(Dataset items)
··········

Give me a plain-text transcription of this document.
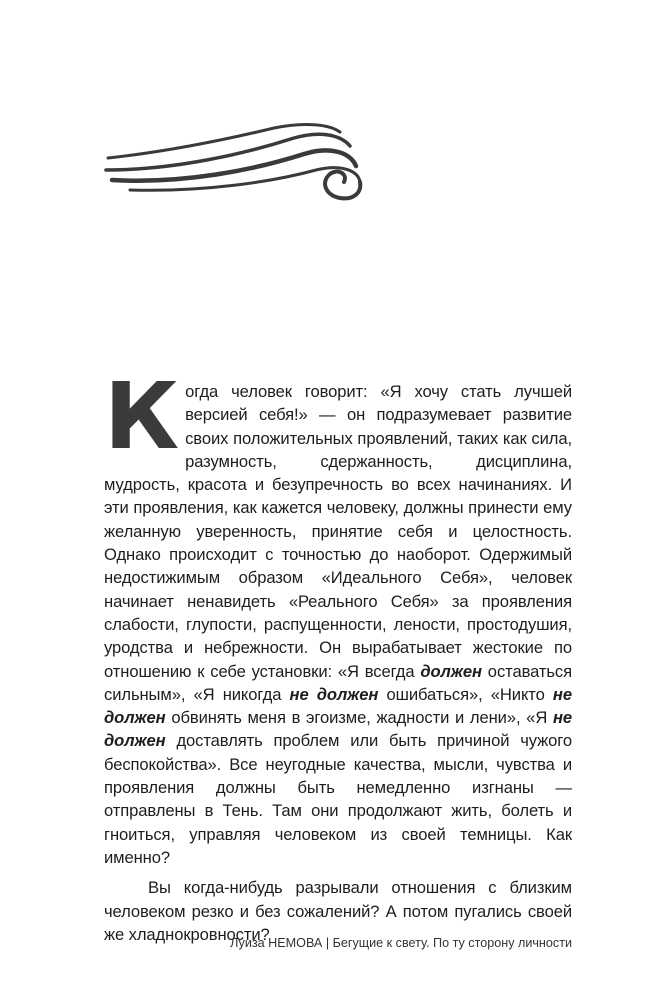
Когда человек говорит: «Я хочу стать лучшей версией себя!» — он подразумевает развитие своих положительных проявлений, таких как сила, разумность, сдержанность, дисциплина, мудрость, красота и безупречность во всех начинаниях. И эти проявления, как кажется человеку, должны принести ему желанную уверенность, принятие себя и целостность. Однако происходит с точностью до наоборот. Одержимый недостижимым образом «Идеального Себя», человек начинает ненавидеть «Реального Себя» за проявления слабости, глупости, распущенности, лености, простодушия, уродства и небрежности. Он вырабатывает жестокие по отношению к себе установки: «Я всегда должен оставаться сильным», «Я никогда не должен ошибаться», «Никто не должен обвинять меня в эгоизме, жадности и лени», «Я не должен доставлять проблем или быть причиной чужого беспокойства». Все неугодные качества, мысли, чувства и проявления должны быть немедленно изгнаны — отправлены в Тень. Там они продолжают жить, болеть и гноиться, управляя человеком из своей темницы. Как именно?

Вы когда-нибудь разрывали отношения с близким человеком резко и без сожалений? А потом пугались своей же хладнокровности?

Луиза НЕМОВА | Бегущие к свету. По ту сторону личности
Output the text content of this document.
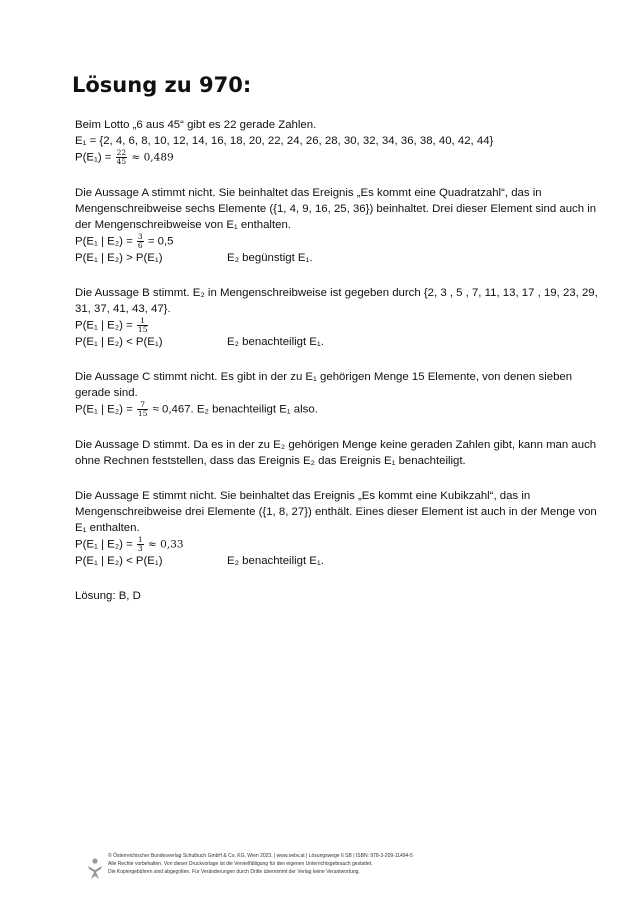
Lösung zu 970:

Beim Lotto „6 aus 45“ gibt es 22 gerade Zahlen.

E₁ = {2, 4, 6, 8, 10, 12, 14, 16, 18, 20, 22, 24, 26, 28, 30, 32, 34, 36, 38, 40, 42, 44}

$P(E_1) = \frac{22}{45} \approx 0,489$

Die Aussage A stimmt nicht. Sie beinhaltet das Ereignis „Es kommt eine Quadratzahl“, das in Mengenschreibweise sechs Elemente ({1, 4, 9, 16, 25, 36}) beinhaltet. Drei dieser Element sind auch in der Mengenschreibweise von E₁ enthalten.

P(E₁ | $E_2) = \frac{3}{6} = 0,5$

P(E₁ | E₂) > P(E₁)	E₂ begünstigt E₁.

Die Aussage B stimmt. E₂ in Mengenschreibweise ist gegeben durch {2, 3 , 5 , 7, 11, 13, 17 , 19, 23, 29, 31, 37, 41, 43, 47}.

P(E₁ | $E_2) = \frac{1}{15}$

P(E₁ | E₂) < P(E₁)	E₂ benachteiligt E₁.

Die Aussage C stimmt nicht. Es gibt in der zu E₁ gehörigen Menge 15 Elemente, von denen sieben gerade sind.

P(E₁ | $E_2) = \frac{7}{15} \approx 0,467$. E₂ benachteiligt E₁ also.

Die Aussage D stimmt. Da es in der zu E₂ gehörigen Menge keine geraden Zahlen gibt, kann man auch ohne Rechnen feststellen, dass das Ereignis E₂ das Ereignis E₁ benachteiligt.

Die Aussage E stimmt nicht. Sie beinhaltet das Ereignis „Es kommt eine Kubikzahl“, das in Mengenschreibweise drei Elemente ({1, 8, 27}) enthält. Eines dieser Element ist auch in der Menge von E₁ enthalten.

P(E₁ | $E_2) = \frac{1}{3} \approx 0,33$

P(E₁ | E₂) < P(E₁)	E₂ benachteiligt E₁.

Lösung: B, D

© Österreichischer Bundesverlag Schulbuch GmbH & Co. KG, Wien 2023. | www.oebv.at | Lösungswege 6 SB | ISBN: 978-3-209-11494-5
Alle Rechte vorbehalten. Von dieser Druckvorlage ist die Vervielfältigung für den eigenen Unterrichtsgebrauch gestattet.
Die Kopiergebühren sind abgegolten. Für Veränderungen durch Dritte übernimmt der Verlag keine Verantwortung.
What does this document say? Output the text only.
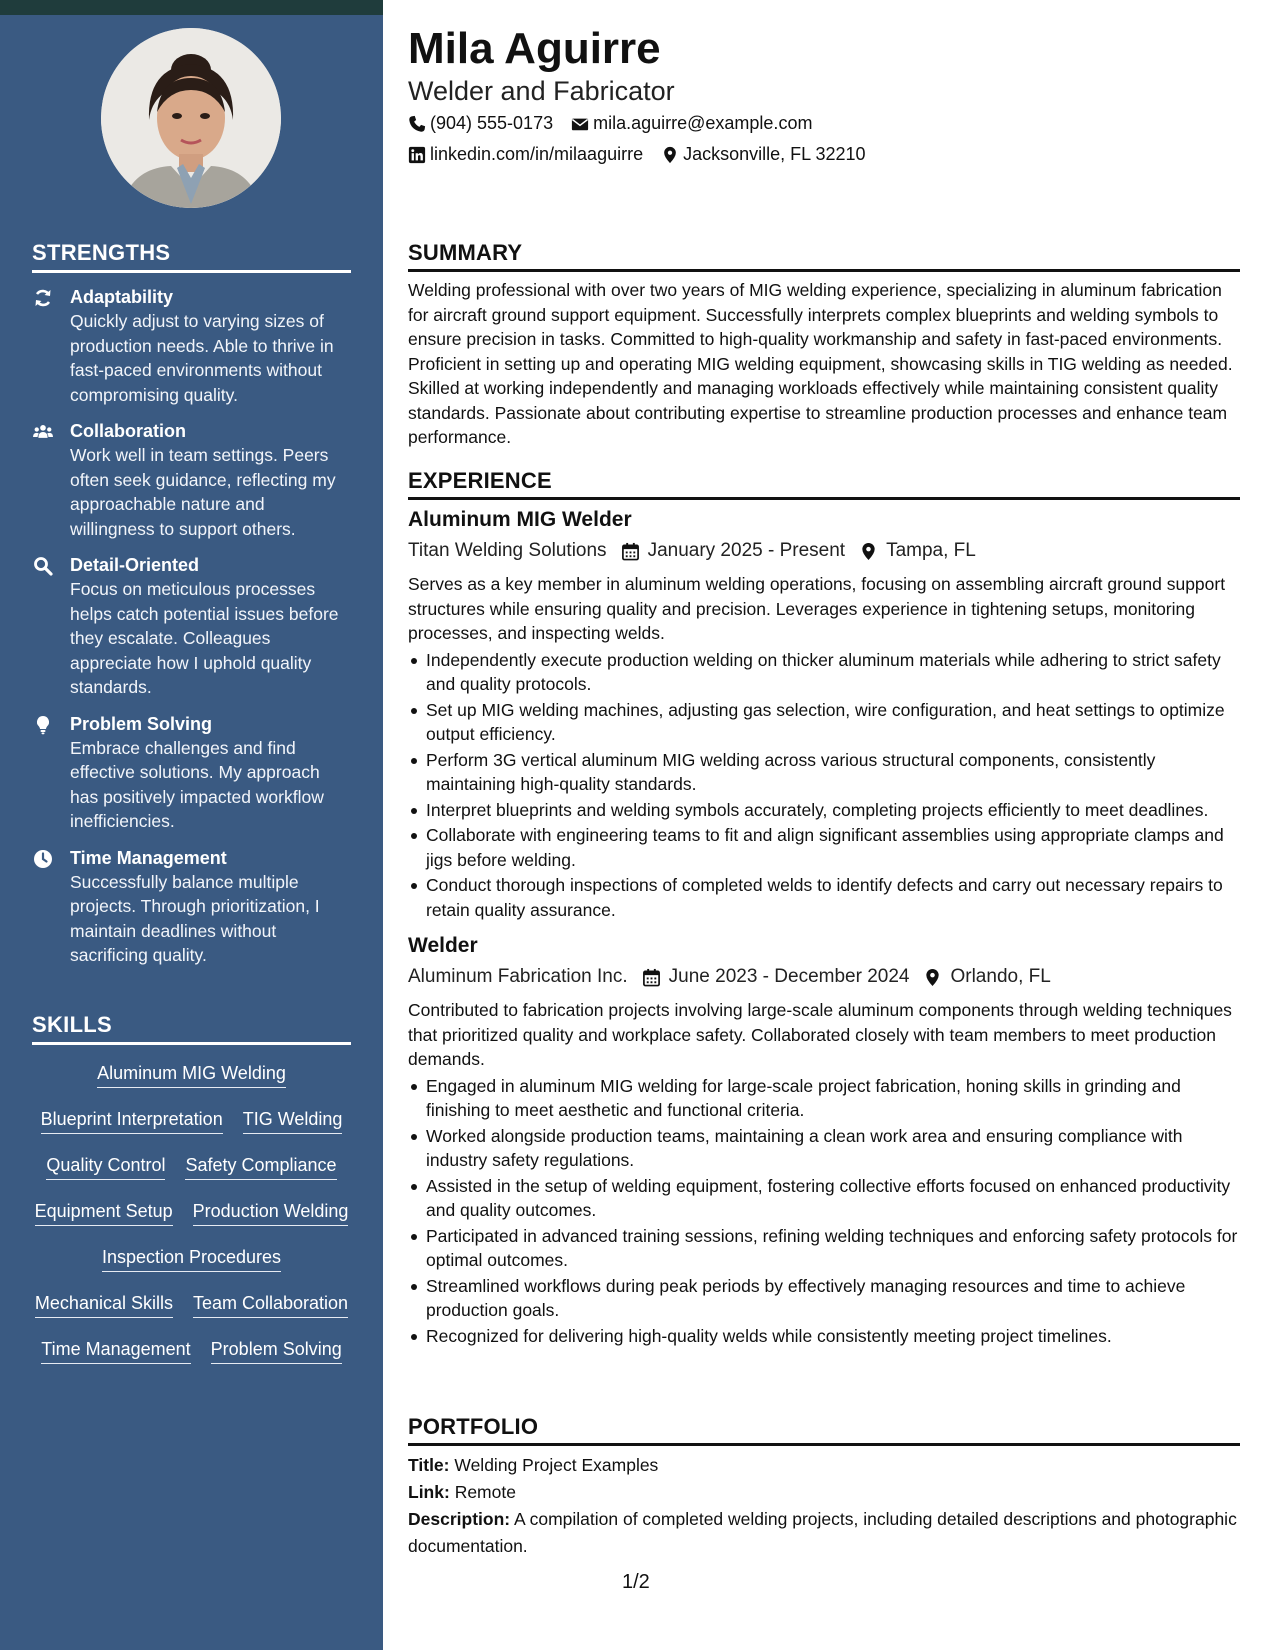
STRENGTHS
Adaptability
Quickly adjust to varying sizes of production needs. Able to thrive in fast-paced environments without compromising quality.
Collaboration
Work well in team settings. Peers often seek guidance, reflecting my approachable nature and willingness to support others.
Detail-Oriented
Focus on meticulous processes helps catch potential issues before they escalate. Colleagues appreciate how I uphold quality standards.
Problem Solving
Embrace challenges and find effective solutions. My approach has positively impacted workflow inefficiencies.
Time Management
Successfully balance multiple projects. Through prioritization, I maintain deadlines without sacrificing quality.
SKILLS
Aluminum MIG Welding
Blueprint Interpretation TIG Welding
Quality Control Safety Compliance
Equipment Setup Production Welding
Inspection Procedures
Mechanical Skills Team Collaboration
Time Management Problem Solving
Mila Aguirre
Welder and Fabricator
(904) 555-0173 mila.aguirre@example.com
linkedin.com/in/milaaguirre Jacksonville, FL 32210
SUMMARY

Welding professional with over two years of MIG welding experience, specializing in aluminum fabrication for aircraft ground support equipment. Successfully interprets complex blueprints and welding symbols to ensure precision in tasks. Committed to high-quality workmanship and safety in fast-paced environments. Proficient in setting up and operating MIG welding equipment, showcasing skills in TIG welding as needed. Skilled at working independently and managing workloads effectively while maintaining consistent quality standards. Passionate about contributing expertise to streamline production processes and enhance team performance.

EXPERIENCE
Aluminum MIG Welder
Titan Welding Solutions January 2025 - Present Tampa, FL

Serves as a key member in aluminum welding operations, focusing on assembling aircraft ground support structures while ensuring quality and precision. Leverages experience in tightening setups, monitoring processes, and inspecting welds.

Independently execute production welding on thicker aluminum materials while adhering to strict safety and quality protocols.
Set up MIG welding machines, adjusting gas selection, wire configuration, and heat settings to optimize output efficiency.
Perform 3G vertical aluminum MIG welding across various structural components, consistently maintaining high-quality standards.
Interpret blueprints and welding symbols accurately, completing projects efficiently to meet deadlines.
Collaborate with engineering teams to fit and align significant assemblies using appropriate clamps and jigs before welding.
Conduct thorough inspections of completed welds to identify defects and carry out necessary repairs to retain quality assurance.
Welder
Aluminum Fabrication Inc. June 2023 - December 2024 Orlando, FL

Contributed to fabrication projects involving large-scale aluminum components through welding techniques that prioritized quality and workplace safety. Collaborated closely with team members to meet production demands.

Engaged in aluminum MIG welding for large-scale project fabrication, honing skills in grinding and finishing to meet aesthetic and functional criteria.
Worked alongside production teams, maintaining a clean work area and ensuring compliance with industry safety regulations.
Assisted in the setup of welding equipment, fostering collective efforts focused on enhanced productivity and quality outcomes.
Participated in advanced training sessions, refining welding techniques and enforcing safety protocols for optimal outcomes.
Streamlined workflows during peak periods by effectively managing resources and time to achieve production goals.
Recognized for delivering high-quality welds while consistently meeting project timelines.
PORTFOLIO
Title: Welding Project Examples
Link: Remote
Description: A compilation of completed welding projects, including detailed descriptions and photographic documentation.
1/2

··········

- [TASK INSTRUCTIONS]
Each record above should be copied character for character, with pictures dropped.

- [ANSWER TO THIS TASK]
Give me a plain-text transcription of this document.
Когда человек говорит: «Я хочу стать лучшей версией себя!» — он подразумевает развитие своих положительных проявлений, таких как сила, разумность, сдержанность, дисциплина, мудрость, красота и безупречность во всех начинаниях. И эти проявления, как кажется человеку, должны принести ему желанную уверенность, принятие себя и целостность. Однако происходит с точностью до наоборот. Одержимый недостижимым образом «Идеального Себя», человек начинает ненавидеть «Реального Себя» за проявления слабости, глупости, распущенности, лености, простодушия, уродства и небрежности. Он вырабатывает жестокие по отношению к себе установки: «Я всегда должен оставаться сильным», «Я никогда не должен ошибаться», «Никто не должен обвинять меня в эгоизме, жадности и лени», «Я не должен доставлять проблем или быть причиной чужого беспокойства». Все неугодные качества, мысли, чувства и проявления должны быть немедленно изгнаны — отправлены в Тень. Там они продолжают жить, болеть и гноиться, управляя человеком из своей темницы. Как именно?

Вы когда-нибудь разрывали отношения с близким человеком резко и без сожалений? А потом пугались своей же хладнокровности?

Луиза НЕМОВА | Бегущие к свету. По ту сторону личности
Output the text content of this document.
Lösung zu 970:

Beim Lotto „6 aus 45“ gibt es 22 gerade Zahlen.

E₁ = {2, 4, 6, 8, 10, 12, 14, 16, 18, 20, 22, 24, 26, 28, 30, 32, 34, 36, 38, 40, 42, 44}

$P(E_1) = \frac{22}{45} \approx 0,489$

Die Aussage A stimmt nicht. Sie beinhaltet das Ereignis „Es kommt eine Quadratzahl“, das in Mengenschreibweise sechs Elemente ({1, 4, 9, 16, 25, 36}) beinhaltet. Drei dieser Element sind auch in der Mengenschreibweise von E₁ enthalten.

P(E₁ | $E_2) = \frac{3}{6} = 0,5$

P(E₁ | E₂) > P(E₁)	E₂ begünstigt E₁.

Die Aussage B stimmt. E₂ in Mengenschreibweise ist gegeben durch {2, 3 , 5 , 7, 11, 13, 17 , 19, 23, 29, 31, 37, 41, 43, 47}.

P(E₁ | $E_2) = \frac{1}{15}$

P(E₁ | E₂) < P(E₁)	E₂ benachteiligt E₁.

Die Aussage C stimmt nicht. Es gibt in der zu E₁ gehörigen Menge 15 Elemente, von denen sieben gerade sind.

P(E₁ | $E_2) = \frac{7}{15} \approx 0,467$. E₂ benachteiligt E₁ also.

Die Aussage D stimmt. Da es in der zu E₂ gehörigen Menge keine geraden Zahlen gibt, kann man auch ohne Rechnen feststellen, dass das Ereignis E₂ das Ereignis E₁ benachteiligt.

Die Aussage E stimmt nicht. Sie beinhaltet das Ereignis „Es kommt eine Kubikzahl“, das in Mengenschreibweise drei Elemente ({1, 8, 27}) enthält. Eines dieser Element ist auch in der Menge von E₁ enthalten.

P(E₁ | $E_2) = \frac{1}{3} \approx 0,33$

P(E₁ | E₂) < P(E₁)	E₂ benachteiligt E₁.

Lösung: B, D

© Österreichischer Bundesverlag Schulbuch GmbH & Co. KG, Wien 2023. | www.oebv.at | Lösungswege 6 SB | ISBN: 978-3-209-11494-5
Alle Rechte vorbehalten. Von dieser Druckvorlage ist die Vervielfältigung für den eigenen Unterrichtsgebrauch gestattet.
Die Kopiergebühren sind abgegolten. Für Veränderungen durch Dritte übernimmt der Verlag keine Verantwortung.
What does this document say? Output the text only.
STRENGTHS
Adaptability
Quickly adjust to varying sizes of production needs. Able to thrive in fast-paced environments without compromising quality.
Collaboration
Work well in team settings. Peers often seek guidance, reflecting my approachable nature and willingness to support others.
Detail-Oriented
Focus on meticulous processes helps catch potential issues before they escalate. Colleagues appreciate how I uphold quality standards.
Problem Solving
Embrace challenges and find effective solutions. My approach has positively impacted workflow inefficiencies.
Time Management
Successfully balance multiple projects. Through prioritization, I maintain deadlines without sacrificing quality.
SKILLS
Aluminum MIG Welding
Blueprint Interpretation TIG Welding
Quality Control Safety Compliance
Equipment Setup Production Welding
Inspection Procedures
Mechanical Skills Team Collaboration
Time Management Problem Solving
Mila Aguirre
Welder and Fabricator
(904) 555-0173 mila.aguirre@example.com
linkedin.com/in/milaaguirre Jacksonville, FL 32210
SUMMARY

Welding professional with over two years of MIG welding experience, specializing in aluminum fabrication for aircraft ground support equipment. Successfully interprets complex blueprints and welding symbols to ensure precision in tasks. Committed to high-quality workmanship and safety in fast-paced environments. Proficient in setting up and operating MIG welding equipment, showcasing skills in TIG welding as needed. Skilled at working independently and managing workloads effectively while maintaining consistent quality standards. Passionate about contributing expertise to streamline production processes and enhance team performance.

EXPERIENCE
Aluminum MIG Welder
Titan Welding Solutions January 2025 - Present Tampa, FL

Serves as a key member in aluminum welding operations, focusing on assembling aircraft ground support structures while ensuring quality and precision. Leverages experience in tightening setups, monitoring processes, and inspecting welds.

Independently execute production welding on thicker aluminum materials while adhering to strict safety and quality protocols.
Set up MIG welding machines, adjusting gas selection, wire configuration, and heat settings to optimize output efficiency.
Perform 3G vertical aluminum MIG welding across various structural components, consistently maintaining high-quality standards.
Interpret blueprints and welding symbols accurately, completing projects efficiently to meet deadlines.
Collaborate with engineering teams to fit and align significant assemblies using appropriate clamps and jigs before welding.
Conduct thorough inspections of completed welds to identify defects and carry out necessary repairs to retain quality assurance.
Welder
Aluminum Fabrication Inc. June 2023 - December 2024 Orlando, FL

Contributed to fabrication projects involving large-scale aluminum components through welding techniques that prioritized quality and workplace safety. Collaborated closely with team members to meet production demands.

Engaged in aluminum MIG welding for large-scale project fabrication, honing skills in grinding and finishing to meet aesthetic and functional criteria.
Worked alongside production teams, maintaining a clean work area and ensuring compliance with industry safety regulations.
Assisted in the setup of welding equipment, fostering collective efforts focused on enhanced productivity and quality outcomes.
Participated in advanced training sessions, refining welding techniques and enforcing safety protocols for optimal outcomes.
Streamlined workflows during peak periods by effectively managing resources and time to achieve production goals.
Recognized for delivering high-quality welds while consistently meeting project timelines.
PORTFOLIO
Title: Welding Project Examples
Link: Remote
Description: A compilation of completed welding projects, including detailed descriptions and photographic documentation.
1/2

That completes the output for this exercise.